◆ Problem details
Write out the material exactly, without any of its pictures.

_ _ _ _ _ _ _

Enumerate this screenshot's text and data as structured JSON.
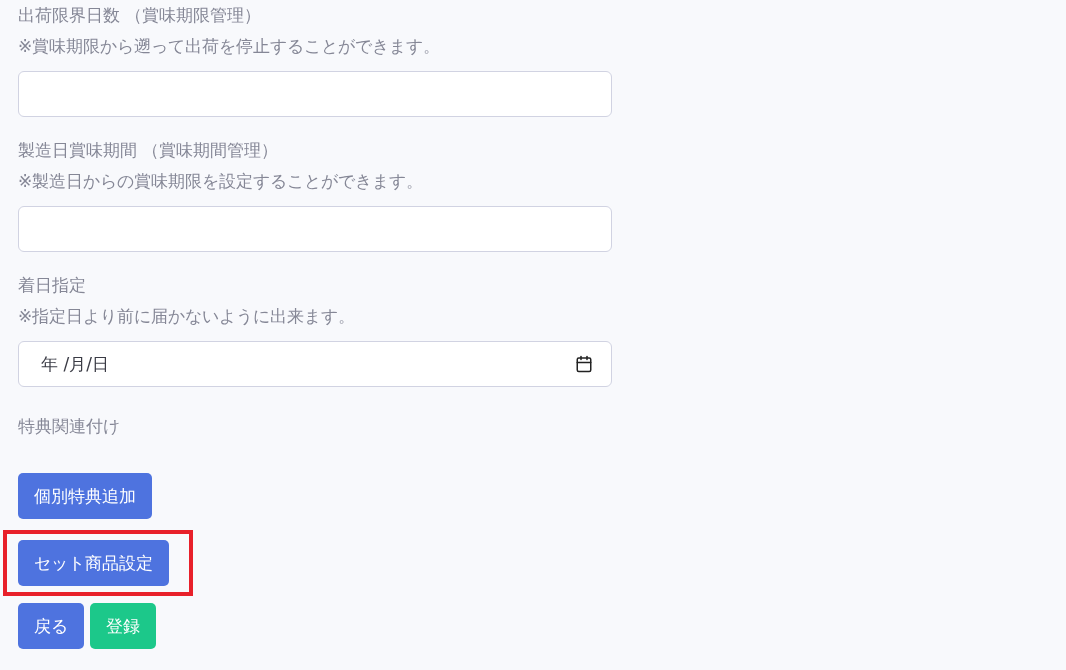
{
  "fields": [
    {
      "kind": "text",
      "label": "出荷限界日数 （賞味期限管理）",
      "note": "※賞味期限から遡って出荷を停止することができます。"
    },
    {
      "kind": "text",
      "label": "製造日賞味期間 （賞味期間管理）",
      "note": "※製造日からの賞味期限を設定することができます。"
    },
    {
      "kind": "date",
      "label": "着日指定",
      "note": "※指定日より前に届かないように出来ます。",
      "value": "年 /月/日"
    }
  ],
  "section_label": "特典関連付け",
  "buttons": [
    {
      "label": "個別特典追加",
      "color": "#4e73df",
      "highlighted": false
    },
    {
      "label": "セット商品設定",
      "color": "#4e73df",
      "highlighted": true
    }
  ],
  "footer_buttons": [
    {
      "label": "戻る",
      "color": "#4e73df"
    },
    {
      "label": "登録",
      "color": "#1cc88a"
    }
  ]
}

_ _ _ _ _ _ _

◆ Reply
Enumerate this screenshot's text and data as structured JSON.
{
  "fields": [
    {
      "kind": "text",
      "label": "出荷限界日数 （賞味期限管理）",
      "note": "※賞味期限から遡って出荷を停止することができます。"
    },
    {
      "kind": "text",
      "label": "製造日賞味期間 （賞味期間管理）",
      "note": "※製造日からの賞味期限を設定することができます。"
    },
    {
      "kind": "date",
      "label": "着日指定",
      "note": "※指定日より前に届かないように出来ます。",
      "value": "年 /月/日"
    }
  ],
  "section_label": "特典関連付け",
  "buttons": [
    {
      "label": "個別特典追加",
      "color": "#4e73df",
      "highlighted": false
    },
    {
      "label": "セット商品設定",
      "color": "#4e73df",
      "highlighted": true
    }
  ],
  "footer_buttons": [
    {
      "label": "戻る",
      "color": "#4e73df"
    },
    {
      "label": "登録",
      "color": "#1cc88a"
    }
  ]
}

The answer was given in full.